::: DOCUMENT

JUPITER, Fla. -- Mike Matheny never was a cover boy, never desired to be, either. Humility was too much a part of his upbringing, grittiness was too ingrained in the way he played to seek the spotlight.
But inside the pages of this particular edition of Sports Illustrated -- one dated Aug. 8, 2005 -- Matheny saw a calling confirmed through simple polling results.
It was a fairly minor element of the magazine's content that week and certainly not noteworthy enough to be teased on the cover, which instead featured Green Bay running back Ahman Green. This survey was quite straightforward, one in which 450 baseball players were asked to identify which current Major Leaguer would make the best manager.
The only player to receive more than 18 of the available 450 votes was a then 34-year-old catcher with the Giants. To be fair, the results weren't even close. Ten percent of the respondents had come up with the same name, that of Mike Matheny.
As impressive as the percentage, though, was the company. Others had answered the same question with such names as Brad Ausmus, Jason Varitek, Omar Vizquel and Greg Maddux. They were all fellow competitors for whom Matheny had tremendous respect.
"I remember thinking, 'Wow, that's pretty good company for your peers to think you belong there,'" said Matheny, who took the first step toward validating the hypothesis when he accepted an offer to become the Cardinals' manager last November.
"That really jumped out to me. We're all terrible evaluators of ourselves -- either too high or too low," he said. "I think I've always tended to go on the 'too low' side. To hear that sort of endorsement from guys inside the game was pretty interesting."
And yet the endorsements had begun long before Sports Illustrated ever got involved.
As for those who may have questioned the Cardinals' decision to tap Matheny, whose only previous managerial experience came on a Little League field, as the franchise's successor to Tony La Russa: Be assured that this was hardly a left-field hire. The suggestion that he was headed toward a future as a big league manager surfaced all the way back in college.
Bill Freehan, head baseball coach at the University of Michigan, would spit out phrases that Matheny never undervalued. Such phrases as 'When you're catching professionally' and 'When you go into managing, you're going to need this.' Those were loaded dreams for a teenager.

::::::

▶ _REQUIRED TASK 1_
In the Mike Matheny article, how many baseball players took part in the Sports Illustrated survey?
The records below are unrelated to the Mike Matheny article.

::: EXCERPTED RECORDS

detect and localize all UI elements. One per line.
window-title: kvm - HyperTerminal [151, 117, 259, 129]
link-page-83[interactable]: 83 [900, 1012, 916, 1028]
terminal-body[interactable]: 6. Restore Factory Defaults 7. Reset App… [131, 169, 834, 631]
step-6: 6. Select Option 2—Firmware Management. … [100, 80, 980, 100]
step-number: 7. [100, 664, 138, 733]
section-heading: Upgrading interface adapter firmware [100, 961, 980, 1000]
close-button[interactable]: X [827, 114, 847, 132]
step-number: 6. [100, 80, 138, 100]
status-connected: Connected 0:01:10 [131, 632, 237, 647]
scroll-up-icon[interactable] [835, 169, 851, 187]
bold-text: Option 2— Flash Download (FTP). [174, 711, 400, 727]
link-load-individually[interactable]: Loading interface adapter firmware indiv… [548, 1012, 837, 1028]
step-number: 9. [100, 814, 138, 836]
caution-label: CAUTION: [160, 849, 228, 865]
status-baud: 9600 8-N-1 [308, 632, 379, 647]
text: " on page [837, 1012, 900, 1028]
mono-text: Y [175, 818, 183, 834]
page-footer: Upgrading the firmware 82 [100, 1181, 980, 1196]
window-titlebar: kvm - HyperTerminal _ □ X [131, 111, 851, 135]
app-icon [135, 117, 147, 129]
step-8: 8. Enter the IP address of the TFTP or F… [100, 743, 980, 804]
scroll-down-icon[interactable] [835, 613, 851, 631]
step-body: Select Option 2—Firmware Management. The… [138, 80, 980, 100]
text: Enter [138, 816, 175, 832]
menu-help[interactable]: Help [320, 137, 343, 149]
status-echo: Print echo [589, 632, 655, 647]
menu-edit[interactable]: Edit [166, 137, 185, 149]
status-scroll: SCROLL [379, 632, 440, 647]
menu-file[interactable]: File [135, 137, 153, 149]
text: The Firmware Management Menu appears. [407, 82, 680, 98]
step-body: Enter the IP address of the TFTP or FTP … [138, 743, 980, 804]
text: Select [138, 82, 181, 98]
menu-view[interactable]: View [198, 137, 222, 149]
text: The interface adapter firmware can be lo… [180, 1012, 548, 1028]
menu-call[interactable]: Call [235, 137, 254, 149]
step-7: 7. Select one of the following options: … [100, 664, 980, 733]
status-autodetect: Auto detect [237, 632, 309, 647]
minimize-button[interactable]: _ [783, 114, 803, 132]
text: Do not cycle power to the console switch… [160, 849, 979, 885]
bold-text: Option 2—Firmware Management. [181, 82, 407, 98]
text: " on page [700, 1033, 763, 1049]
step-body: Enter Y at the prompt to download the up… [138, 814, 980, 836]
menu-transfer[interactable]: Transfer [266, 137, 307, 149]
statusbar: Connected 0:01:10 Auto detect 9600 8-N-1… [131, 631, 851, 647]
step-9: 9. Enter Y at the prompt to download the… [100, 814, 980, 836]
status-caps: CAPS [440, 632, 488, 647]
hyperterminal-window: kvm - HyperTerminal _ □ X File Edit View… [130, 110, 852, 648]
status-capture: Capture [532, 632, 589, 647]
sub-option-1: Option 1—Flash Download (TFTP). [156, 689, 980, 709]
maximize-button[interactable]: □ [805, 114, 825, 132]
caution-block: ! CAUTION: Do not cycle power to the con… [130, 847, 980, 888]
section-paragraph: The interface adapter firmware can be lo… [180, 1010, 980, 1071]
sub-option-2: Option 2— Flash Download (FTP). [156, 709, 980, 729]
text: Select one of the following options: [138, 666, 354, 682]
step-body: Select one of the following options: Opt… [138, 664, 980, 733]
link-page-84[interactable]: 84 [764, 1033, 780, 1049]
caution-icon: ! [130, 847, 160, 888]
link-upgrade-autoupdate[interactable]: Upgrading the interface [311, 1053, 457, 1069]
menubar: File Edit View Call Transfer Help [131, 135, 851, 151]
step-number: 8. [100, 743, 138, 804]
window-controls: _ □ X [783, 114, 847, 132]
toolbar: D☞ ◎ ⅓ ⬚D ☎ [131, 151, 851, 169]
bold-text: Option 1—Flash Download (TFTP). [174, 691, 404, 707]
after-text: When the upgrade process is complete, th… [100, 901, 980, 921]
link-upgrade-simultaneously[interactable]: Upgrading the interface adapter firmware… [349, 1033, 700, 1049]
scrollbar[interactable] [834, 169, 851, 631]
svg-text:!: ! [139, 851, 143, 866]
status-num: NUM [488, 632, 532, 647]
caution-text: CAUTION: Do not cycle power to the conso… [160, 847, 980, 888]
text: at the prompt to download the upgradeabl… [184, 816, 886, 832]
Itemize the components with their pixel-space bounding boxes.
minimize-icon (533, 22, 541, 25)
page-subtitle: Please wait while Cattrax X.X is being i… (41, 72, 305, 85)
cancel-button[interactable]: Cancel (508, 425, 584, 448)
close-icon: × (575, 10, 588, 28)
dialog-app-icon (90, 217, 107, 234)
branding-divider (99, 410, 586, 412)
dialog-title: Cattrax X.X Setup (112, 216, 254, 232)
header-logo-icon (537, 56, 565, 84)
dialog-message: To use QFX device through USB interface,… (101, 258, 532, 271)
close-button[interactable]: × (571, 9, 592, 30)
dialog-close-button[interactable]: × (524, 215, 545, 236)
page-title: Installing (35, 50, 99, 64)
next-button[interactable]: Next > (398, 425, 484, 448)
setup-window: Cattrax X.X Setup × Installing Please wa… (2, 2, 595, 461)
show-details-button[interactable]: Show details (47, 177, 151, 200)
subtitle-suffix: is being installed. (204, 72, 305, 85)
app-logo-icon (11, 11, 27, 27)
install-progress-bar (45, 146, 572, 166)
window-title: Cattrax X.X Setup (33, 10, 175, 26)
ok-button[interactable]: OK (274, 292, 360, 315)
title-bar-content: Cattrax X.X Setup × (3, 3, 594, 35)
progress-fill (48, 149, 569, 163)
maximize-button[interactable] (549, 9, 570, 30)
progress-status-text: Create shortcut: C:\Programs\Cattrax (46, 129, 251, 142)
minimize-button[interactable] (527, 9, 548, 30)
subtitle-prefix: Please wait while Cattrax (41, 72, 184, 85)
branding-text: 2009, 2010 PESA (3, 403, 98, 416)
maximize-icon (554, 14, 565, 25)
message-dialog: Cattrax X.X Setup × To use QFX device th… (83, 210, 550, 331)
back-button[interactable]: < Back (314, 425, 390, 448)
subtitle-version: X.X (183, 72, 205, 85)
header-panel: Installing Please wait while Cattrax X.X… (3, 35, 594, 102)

::::::

▶ _REQUIRED TASK 2_
Reproduce the records from their first line up to and including the line containing "bold-text: Option 2— Flash".

▶ _FINAL RESULT 1_
450

▶ _FINAL RESULT 2_
detect and localize all UI elements. One per line.
window-title: kvm - HyperTerminal [151, 117, 259, 129]
link-page-83[interactable]: 83 [900, 1012, 916, 1028]
terminal-body[interactable]: 6. Restore Factory Defaults 7. Reset App… [131, 169, 834, 631]
step-6: 6. Select Option 2—Firmware Management. … [100, 80, 980, 100]
step-number: 7. [100, 664, 138, 733]
section-heading: Upgrading interface adapter firmware [100, 961, 980, 1000]
close-button[interactable]: X [827, 114, 847, 132]
step-number: 6. [100, 80, 138, 100]
status-connected: Connected 0:01:10 [131, 632, 237, 647]
scroll-up-icon[interactable] [835, 169, 851, 187]
bold-text: Option 2— Flash Download (FTP). [174, 711, 400, 727]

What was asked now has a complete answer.